### Supplied entries ###

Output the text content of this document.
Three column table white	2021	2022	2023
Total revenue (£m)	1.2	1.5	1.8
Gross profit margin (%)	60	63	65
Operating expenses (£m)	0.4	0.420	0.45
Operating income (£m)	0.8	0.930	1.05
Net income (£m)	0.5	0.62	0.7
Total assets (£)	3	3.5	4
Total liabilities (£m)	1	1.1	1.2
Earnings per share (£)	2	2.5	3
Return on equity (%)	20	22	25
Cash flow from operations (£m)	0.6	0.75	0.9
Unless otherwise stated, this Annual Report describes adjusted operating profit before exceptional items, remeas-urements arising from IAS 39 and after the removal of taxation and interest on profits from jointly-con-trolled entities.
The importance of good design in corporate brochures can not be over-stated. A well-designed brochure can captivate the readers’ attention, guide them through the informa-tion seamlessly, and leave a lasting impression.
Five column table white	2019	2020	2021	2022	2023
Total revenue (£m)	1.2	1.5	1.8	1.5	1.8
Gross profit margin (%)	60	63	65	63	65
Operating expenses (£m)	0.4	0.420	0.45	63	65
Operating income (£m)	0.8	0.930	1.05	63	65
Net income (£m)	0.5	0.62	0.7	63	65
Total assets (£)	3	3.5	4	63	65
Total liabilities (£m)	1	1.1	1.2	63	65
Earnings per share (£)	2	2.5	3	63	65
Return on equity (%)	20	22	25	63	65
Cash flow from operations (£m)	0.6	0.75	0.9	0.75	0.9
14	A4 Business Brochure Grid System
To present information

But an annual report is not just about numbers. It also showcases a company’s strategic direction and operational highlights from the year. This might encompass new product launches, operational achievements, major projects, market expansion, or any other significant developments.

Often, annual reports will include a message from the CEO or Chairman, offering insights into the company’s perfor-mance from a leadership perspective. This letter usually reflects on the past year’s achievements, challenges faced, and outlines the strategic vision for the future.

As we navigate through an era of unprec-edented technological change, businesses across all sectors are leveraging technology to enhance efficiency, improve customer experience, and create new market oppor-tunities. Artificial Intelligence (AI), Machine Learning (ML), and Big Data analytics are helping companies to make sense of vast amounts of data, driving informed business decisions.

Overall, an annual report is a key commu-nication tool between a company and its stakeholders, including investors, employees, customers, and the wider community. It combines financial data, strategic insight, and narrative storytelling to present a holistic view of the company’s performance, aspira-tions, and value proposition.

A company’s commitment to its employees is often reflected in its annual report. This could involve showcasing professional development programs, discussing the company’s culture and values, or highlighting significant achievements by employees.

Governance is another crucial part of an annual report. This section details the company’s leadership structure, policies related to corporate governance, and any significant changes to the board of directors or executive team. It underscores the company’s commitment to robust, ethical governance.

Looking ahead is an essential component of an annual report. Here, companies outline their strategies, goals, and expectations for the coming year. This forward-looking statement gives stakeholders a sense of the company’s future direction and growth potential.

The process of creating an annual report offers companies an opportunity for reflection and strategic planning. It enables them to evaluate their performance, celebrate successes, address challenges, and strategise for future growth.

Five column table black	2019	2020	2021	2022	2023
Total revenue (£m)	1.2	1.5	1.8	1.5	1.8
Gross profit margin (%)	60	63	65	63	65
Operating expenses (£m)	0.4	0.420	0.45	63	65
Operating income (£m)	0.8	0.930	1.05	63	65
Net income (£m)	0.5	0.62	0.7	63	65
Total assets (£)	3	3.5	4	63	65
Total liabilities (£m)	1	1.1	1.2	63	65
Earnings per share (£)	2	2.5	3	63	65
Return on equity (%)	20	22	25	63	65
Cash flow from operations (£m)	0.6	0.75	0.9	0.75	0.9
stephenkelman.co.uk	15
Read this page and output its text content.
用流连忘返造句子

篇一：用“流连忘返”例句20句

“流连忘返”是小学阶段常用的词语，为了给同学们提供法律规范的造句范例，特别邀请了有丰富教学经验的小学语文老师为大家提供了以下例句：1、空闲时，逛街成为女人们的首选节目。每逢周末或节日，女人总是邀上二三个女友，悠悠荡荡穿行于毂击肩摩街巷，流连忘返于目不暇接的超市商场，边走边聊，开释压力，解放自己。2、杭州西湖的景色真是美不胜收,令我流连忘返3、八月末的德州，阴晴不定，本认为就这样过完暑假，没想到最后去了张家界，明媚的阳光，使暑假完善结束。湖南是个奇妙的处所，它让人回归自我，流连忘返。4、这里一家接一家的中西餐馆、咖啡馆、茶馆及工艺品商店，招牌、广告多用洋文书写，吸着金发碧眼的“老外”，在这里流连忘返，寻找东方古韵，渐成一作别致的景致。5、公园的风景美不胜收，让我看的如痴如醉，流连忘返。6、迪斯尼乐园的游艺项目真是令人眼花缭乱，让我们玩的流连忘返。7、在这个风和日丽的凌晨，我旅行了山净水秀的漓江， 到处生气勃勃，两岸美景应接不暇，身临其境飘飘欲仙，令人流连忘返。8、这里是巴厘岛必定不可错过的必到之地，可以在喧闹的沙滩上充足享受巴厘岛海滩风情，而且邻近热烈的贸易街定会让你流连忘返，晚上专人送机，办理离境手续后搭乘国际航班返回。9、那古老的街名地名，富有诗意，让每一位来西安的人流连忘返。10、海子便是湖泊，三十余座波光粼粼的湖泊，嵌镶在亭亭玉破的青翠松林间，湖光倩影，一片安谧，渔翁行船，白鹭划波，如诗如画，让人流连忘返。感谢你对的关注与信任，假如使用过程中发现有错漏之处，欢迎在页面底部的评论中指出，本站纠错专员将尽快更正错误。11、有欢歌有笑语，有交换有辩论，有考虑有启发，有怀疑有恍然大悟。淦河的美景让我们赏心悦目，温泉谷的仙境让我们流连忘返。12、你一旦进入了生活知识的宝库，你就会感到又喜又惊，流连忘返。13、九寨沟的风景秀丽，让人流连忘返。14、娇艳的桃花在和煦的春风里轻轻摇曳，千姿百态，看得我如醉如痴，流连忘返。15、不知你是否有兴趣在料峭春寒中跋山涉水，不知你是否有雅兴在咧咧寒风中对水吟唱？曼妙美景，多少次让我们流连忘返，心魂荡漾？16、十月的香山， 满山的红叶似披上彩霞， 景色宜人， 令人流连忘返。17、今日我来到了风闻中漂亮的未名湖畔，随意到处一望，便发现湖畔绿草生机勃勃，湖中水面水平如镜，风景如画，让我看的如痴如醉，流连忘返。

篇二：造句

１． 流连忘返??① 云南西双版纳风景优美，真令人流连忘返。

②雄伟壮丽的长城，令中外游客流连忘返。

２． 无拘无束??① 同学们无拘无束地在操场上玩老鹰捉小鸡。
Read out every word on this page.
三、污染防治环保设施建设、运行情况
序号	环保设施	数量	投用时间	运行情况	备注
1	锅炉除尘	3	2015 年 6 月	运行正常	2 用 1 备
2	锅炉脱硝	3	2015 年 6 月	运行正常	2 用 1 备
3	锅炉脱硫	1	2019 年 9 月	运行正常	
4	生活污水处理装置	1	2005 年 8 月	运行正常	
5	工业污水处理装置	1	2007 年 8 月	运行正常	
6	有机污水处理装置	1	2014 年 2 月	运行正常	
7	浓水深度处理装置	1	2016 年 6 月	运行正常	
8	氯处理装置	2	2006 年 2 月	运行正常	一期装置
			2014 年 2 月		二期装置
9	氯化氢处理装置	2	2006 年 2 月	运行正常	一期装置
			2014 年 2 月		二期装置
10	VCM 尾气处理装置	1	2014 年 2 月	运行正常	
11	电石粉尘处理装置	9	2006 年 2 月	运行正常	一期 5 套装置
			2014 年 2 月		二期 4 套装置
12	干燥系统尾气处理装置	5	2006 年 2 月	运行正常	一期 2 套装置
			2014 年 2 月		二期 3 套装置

###

Copy out each record, keeping every word as it is.

Solution for this exercise:
Output the text content of this document.
Three column table white	2021	2022	2023
Total revenue (£m)	1.2	1.5	1.8
Gross profit margin (%)	60	63	65
Operating expenses (£m)	0.4	0.420	0.45
Operating income (£m)	0.8	0.930	1.05
Net income (£m)	0.5	0.62	0.7
Total assets (£)	3	3.5	4
Total liabilities (£m)	1	1.1	1.2
Earnings per share (£)	2	2.5	3
Return on equity (%)	20	22	25
Cash flow from operations (£m)	0.6	0.75	0.9
Unless otherwise stated, this Annual Report describes adjusted operating profit before exceptional items, remeas-urements arising from IAS 39 and after the removal of taxation and interest on profits from jointly-con-trolled entities.
The importance of good design in corporate brochures can not be over-stated. A well-designed brochure can captivate the readers’ attention, guide them through the informa-tion seamlessly, and leave a lasting impression.
Five column table white	2019	2020	2021	2022	2023
Total revenue (£m)	1.2	1.5	1.8	1.5	1.8
Gross profit margin (%)	60	63	65	63	65
Operating expenses (£m)	0.4	0.420	0.45	63	65
Operating income (£m)	0.8	0.930	1.05	63	65
Net income (£m)	0.5	0.62	0.7	63	65
Total assets (£)	3	3.5	4	63	65
Total liabilities (£m)	1	1.1	1.2	63	65
Earnings per share (£)	2	2.5	3	63	65
Return on equity (%)	20	22	25	63	65
Cash flow from operations (£m)	0.6	0.75	0.9	0.75	0.9
14	A4 Business Brochure Grid System
To present information

But an annual report is not just about numbers. It also showcases a company’s strategic direction and operational highlights from the year. This might encompass new product launches, operational achievements, major projects, market expansion, or any other significant developments.

Often, annual reports will include a message from the CEO or Chairman, offering insights into the company’s perfor-mance from a leadership perspective. This letter usually reflects on the past year’s achievements, challenges faced, and outlines the strategic vision for the future.

As we navigate through an era of unprec-edented technological change, businesses across all sectors are leveraging technology to enhance efficiency, improve customer experience, and create new market oppor-tunities. Artificial Intelligence (AI), Machine Learning (ML), and Big Data analytics are helping companies to make sense of vast amounts of data, driving informed business decisions.

Overall, an annual report is a key commu-nication tool between a company and its stakeholders, including investors, employees, customers, and the wider community. It combines financial data, strategic insight, and narrative storytelling to present a holistic view of the company’s performance, aspira-tions, and value proposition.

A company’s commitment to its employees is often reflected in its annual report. This could involve showcasing professional development programs, discussing the company’s culture and values, or highlighting significant achievements by employees.

Governance is another crucial part of an annual report. This section details the company’s leadership structure, policies related to corporate governance, and any significant changes to the board of directors or executive team. It underscores the company’s commitment to robust, ethical governance.

Looking ahead is an essential component of an annual report. Here, companies outline their strategies, goals, and expectations for the coming year. This forward-looking statement gives stakeholders a sense of the company’s future direction and growth potential.

The process of creating an annual report offers companies an opportunity for reflection and strategic planning. It enables them to evaluate their performance, celebrate successes, address challenges, and strategise for future growth.

Five column table black	2019	2020	2021	2022	2023
Total revenue (£m)	1.2	1.5	1.8	1.5	1.8
Gross profit margin (%)	60	63	65	63	65
Operating expenses (£m)	0.4	0.420	0.45	63	65
Operating income (£m)	0.8	0.930	1.05	63	65
Net income (£m)	0.5	0.62	0.7	63	65
Total assets (£)	3	3.5	4	63	65
Total liabilities (£m)	1	1.1	1.2	63	65
Earnings per share (£)	2	2.5	3	63	65
Return on equity (%)	20	22	25	63	65
Cash flow from operations (£m)	0.6	0.75	0.9	0.75	0.9
stephenkelman.co.uk	15
Read this page and output its text content.
用流连忘返造句子

篇一：用“流连忘返”例句20句

“流连忘返”是小学阶段常用的词语，为了给同学们提供法律规范的造句范例，特别邀请了有丰富教学经验的小学语文老师为大家提供了以下例句：1、空闲时，逛街成为女人们的首选节目。每逢周末或节日，女人总是邀上二三个女友，悠悠荡荡穿行于毂击肩摩街巷，流连忘返于目不暇接的超市商场，边走边聊，开释压力，解放自己。2、杭州西湖的景色真是美不胜收,令我流连忘返3、八月末的德州，阴晴不定，本认为就这样过完暑假，没想到最后去了张家界，明媚的阳光，使暑假完善结束。湖南是个奇妙的处所，它让人回归自我，流连忘返。4、这里一家接一家的中西餐馆、咖啡馆、茶馆及工艺品商店，招牌、广告多用洋文书写，吸着金发碧眼的“老外”，在这里流连忘返，寻找东方古韵，渐成一作别致的景致。5、公园的风景美不胜收，让我看的如痴如醉，流连忘返。6、迪斯尼乐园的游艺项目真是令人眼花缭乱，让我们玩的流连忘返。7、在这个风和日丽的凌晨，我旅行了山净水秀的漓江， 到处生气勃勃，两岸美景应接不暇，身临其境飘飘欲仙，令人流连忘返。8、这里是巴厘岛必定不可错过的必到之地，可以在喧闹的沙滩上充足享受巴厘岛海滩风情，而且邻近热烈的贸易街定会让你流连忘返，晚上专人送机，办理离境手续后搭乘国际航班返回。9、那古老的街名地名，富有诗意，让每一位来西安的人流连忘返。10、海子便是湖泊，三十余座波光粼粼的湖泊，嵌镶在亭亭玉破的青翠松林间，湖光倩影，一片安谧，渔翁行船，白鹭划波，如诗如画，让人流连忘返。感谢你对的关注与信任，假如使用过程中发现有错漏之处，欢迎在页面底部的评论中指出，本站纠错专员将尽快更正错误。11、有欢歌有笑语，有交换有辩论，有考虑有启发，有怀疑有恍然大悟。淦河的美景让我们赏心悦目，温泉谷的仙境让我们流连忘返。12、你一旦进入了生活知识的宝库，你就会感到又喜又惊，流连忘返。13、九寨沟的风景秀丽，让人流连忘返。14、娇艳的桃花在和煦的春风里轻轻摇曳，千姿百态，看得我如醉如痴，流连忘返。15、不知你是否有兴趣在料峭春寒中跋山涉水，不知你是否有雅兴在咧咧寒风中对水吟唱？曼妙美景，多少次让我们流连忘返，心魂荡漾？16、十月的香山， 满山的红叶似披上彩霞， 景色宜人， 令人流连忘返。17、今日我来到了风闻中漂亮的未名湖畔，随意到处一望，便发现湖畔绿草生机勃勃，湖中水面水平如镜，风景如画，让我看的如痴如醉，流连忘返。

篇二：造句

１． 流连忘返??① 云南西双版纳风景优美，真令人流连忘返。

②雄伟壮丽的长城，令中外游客流连忘返。

２． 无拘无束??① 同学们无拘无束地在操场上玩老鹰捉小鸡。
Read out every word on this page.
三、污染防治环保设施建设、运行情况
序号	环保设施	数量	投用时间	运行情况	备注
1	锅炉除尘	3	2015 年 6 月	运行正常	2 用 1 备
2	锅炉脱硝	3	2015 年 6 月	运行正常	2 用 1 备
3	锅炉脱硫	1	2019 年 9 月	运行正常	
4	生活污水处理装置	1	2005 年 8 月	运行正常	
5	工业污水处理装置	1	2007 年 8 月	运行正常	
6	有机污水处理装置	1	2014 年 2 月	运行正常	
7	浓水深度处理装置	1	2016 年 6 月	运行正常	
8	氯处理装置	2	2006 年 2 月	运行正常	一期装置
			2014 年 2 月		二期装置
9	氯化氢处理装置	2	2006 年 2 月	运行正常	一期装置
			2014 年 2 月		二期装置
10	VCM 尾气处理装置	1	2014 年 2 月	运行正常	
11	电石粉尘处理装置	9	2006 年 2 月	运行正常	一期 5 套装置
			2014 年 2 月		二期 4 套装置
12	干燥系统尾气处理装置	5	2006 年 2 月	运行正常	一期 2 套装置
			2014 年 2 月		二期 3 套装置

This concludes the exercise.